Aim: Wherever the string "icon" appears in the listing, copy that line.

(Dataset items)
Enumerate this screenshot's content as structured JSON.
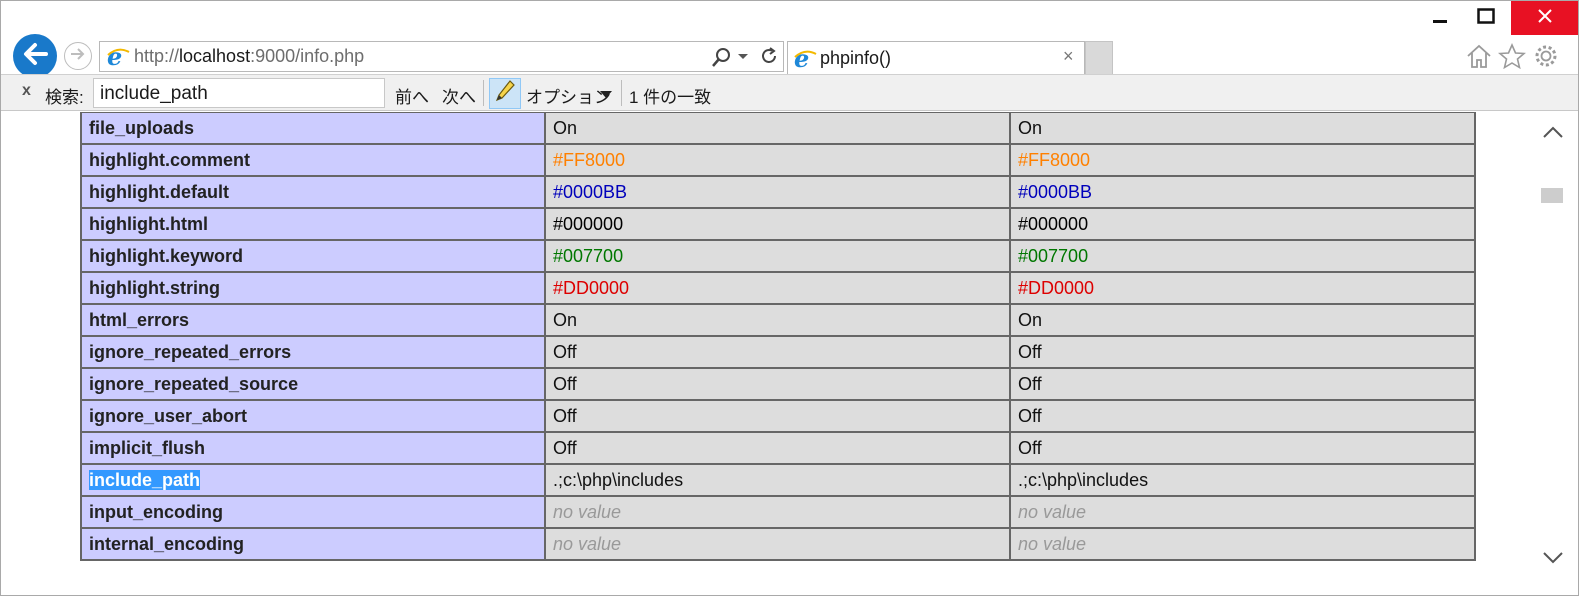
{
  "window": {
    "minimize_icon": "minimize-icon",
    "maximize_icon": "maximize-icon",
    "close_icon": "close-icon"
  },
  "address_bar": {
    "url_prefix": "http://",
    "url_host": "localhost",
    "url_rest": ":9000/info.php"
  },
  "tab": {
    "title": "phpinfo()",
    "close": "×"
  },
  "find_bar": {
    "close": "x",
    "label": "検索:",
    "query": "include_path",
    "prev_label": "前へ",
    "next_label": "次へ",
    "options_label": "オプション",
    "match_count": "1 件の一致"
  },
  "colors": {
    "directive_bg": "#ccccff",
    "value_bg": "#dddddd",
    "border": "#666666",
    "selection": "#3399ff",
    "close_red": "#e81123",
    "back_blue": "#1979ca"
  },
  "table": {
    "rows": [
      {
        "directive": "file_uploads",
        "local": "On",
        "master": "On"
      },
      {
        "directive": "highlight.comment",
        "local": "#FF8000",
        "master": "#FF8000",
        "color": "#FF8000"
      },
      {
        "directive": "highlight.default",
        "local": "#0000BB",
        "master": "#0000BB",
        "color": "#0000BB"
      },
      {
        "directive": "highlight.html",
        "local": "#000000",
        "master": "#000000",
        "color": "#000000"
      },
      {
        "directive": "highlight.keyword",
        "local": "#007700",
        "master": "#007700",
        "color": "#007700"
      },
      {
        "directive": "highlight.string",
        "local": "#DD0000",
        "master": "#DD0000",
        "color": "#DD0000"
      },
      {
        "directive": "html_errors",
        "local": "On",
        "master": "On"
      },
      {
        "directive": "ignore_repeated_errors",
        "local": "Off",
        "master": "Off"
      },
      {
        "directive": "ignore_repeated_source",
        "local": "Off",
        "master": "Off"
      },
      {
        "directive": "ignore_user_abort",
        "local": "Off",
        "master": "Off"
      },
      {
        "directive": "implicit_flush",
        "local": "Off",
        "master": "Off"
      },
      {
        "directive": "include_path",
        "local": ".;c:\\php\\includes",
        "master": ".;c:\\php\\includes",
        "highlighted": true
      },
      {
        "directive": "input_encoding",
        "local": "no value",
        "master": "no value",
        "novalue": true
      },
      {
        "directive": "internal_encoding",
        "local": "no value",
        "master": "no value",
        "novalue": true
      }
    ]
  }
}
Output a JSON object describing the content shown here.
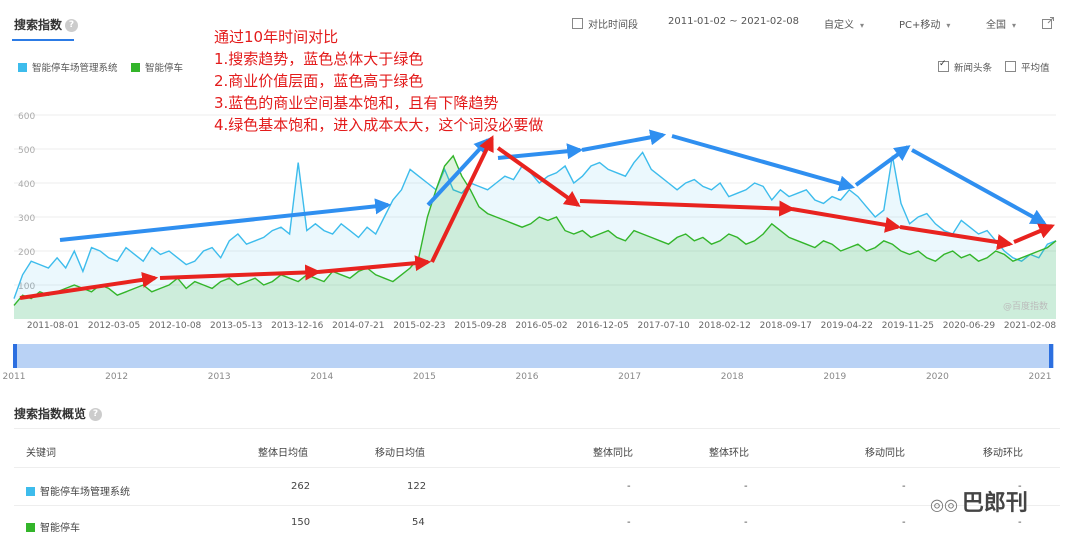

Answer to the task:
    "minimize_icon": "minimize-icon",
    "maximize_icon": "maximize-icon",
    "close_icon": "close-icon"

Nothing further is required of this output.